### EXERCISE BRIEF:
The data below should be restated word for word, with every picture omitted.

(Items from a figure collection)
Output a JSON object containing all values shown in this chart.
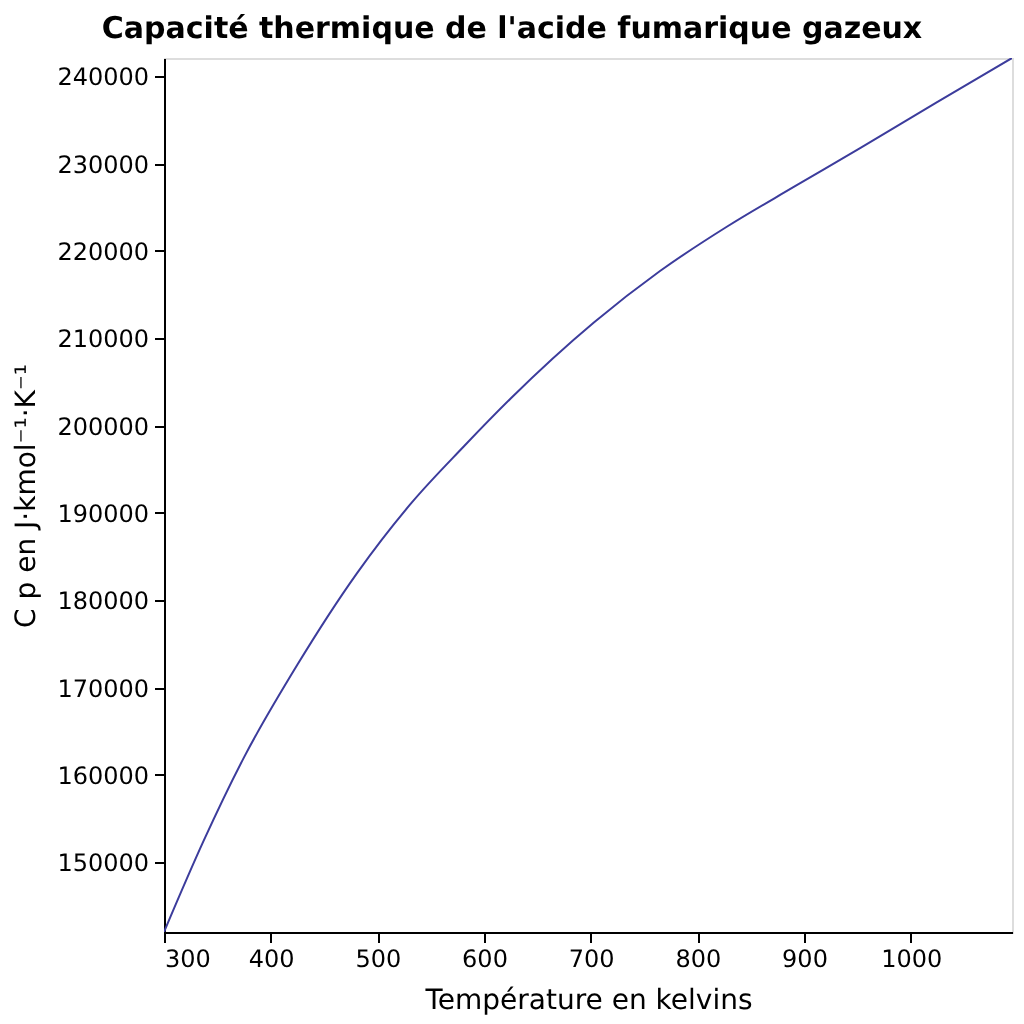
{
  "chart_data": {
    "type": "line",
    "title": "Capacité thermique de l'acide fumarique gazeux",
    "xlabel": "Température en kelvins",
    "ylabel": "C p en J·kmol⁻¹·K⁻¹",
    "x": [
      300,
      337,
      375,
      425,
      481,
      531,
      581,
      625,
      703,
      765,
      828,
      890,
      953,
      1024,
      1095
    ],
    "series": [
      {
        "color": "#3c3c9c",
        "values": [
          142000,
          152400,
          162000,
          172600,
          183100,
          191000,
          197600,
          203100,
          211800,
          217700,
          222800,
          227300,
          231800,
          237000,
          242100
        ]
      }
    ],
    "xlim": [
      300,
      1095
    ],
    "ylim": [
      142000,
      242100
    ],
    "xticks": [
      300,
      400,
      500,
      600,
      700,
      800,
      900,
      1000
    ],
    "yticks": [
      150000,
      160000,
      170000,
      180000,
      190000,
      200000,
      210000,
      220000,
      230000,
      240000
    ],
    "grid": false,
    "line_style": "solid",
    "marker": "none"
  }
}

### RESPONSE TO THE EXERCISE:
Output a JSON object containing all values shown in this chart.
{
  "chart_data": {
    "type": "line",
    "title": "Capacité thermique de l'acide fumarique gazeux",
    "xlabel": "Température en kelvins",
    "ylabel": "C p en J·kmol⁻¹·K⁻¹",
    "x": [
      300,
      337,
      375,
      425,
      481,
      531,
      581,
      625,
      703,
      765,
      828,
      890,
      953,
      1024,
      1095
    ],
    "series": [
      {
        "color": "#3c3c9c",
        "values": [
          142000,
          152400,
          162000,
          172600,
          183100,
          191000,
          197600,
          203100,
          211800,
          217700,
          222800,
          227300,
          231800,
          237000,
          242100
        ]
      }
    ],
    "xlim": [
      300,
      1095
    ],
    "ylim": [
      142000,
      242100
    ],
    "xticks": [
      300,
      400,
      500,
      600,
      700,
      800,
      900,
      1000
    ],
    "yticks": [
      150000,
      160000,
      170000,
      180000,
      190000,
      200000,
      210000,
      220000,
      230000,
      240000
    ],
    "grid": false,
    "line_style": "solid",
    "marker": "none"
  }
}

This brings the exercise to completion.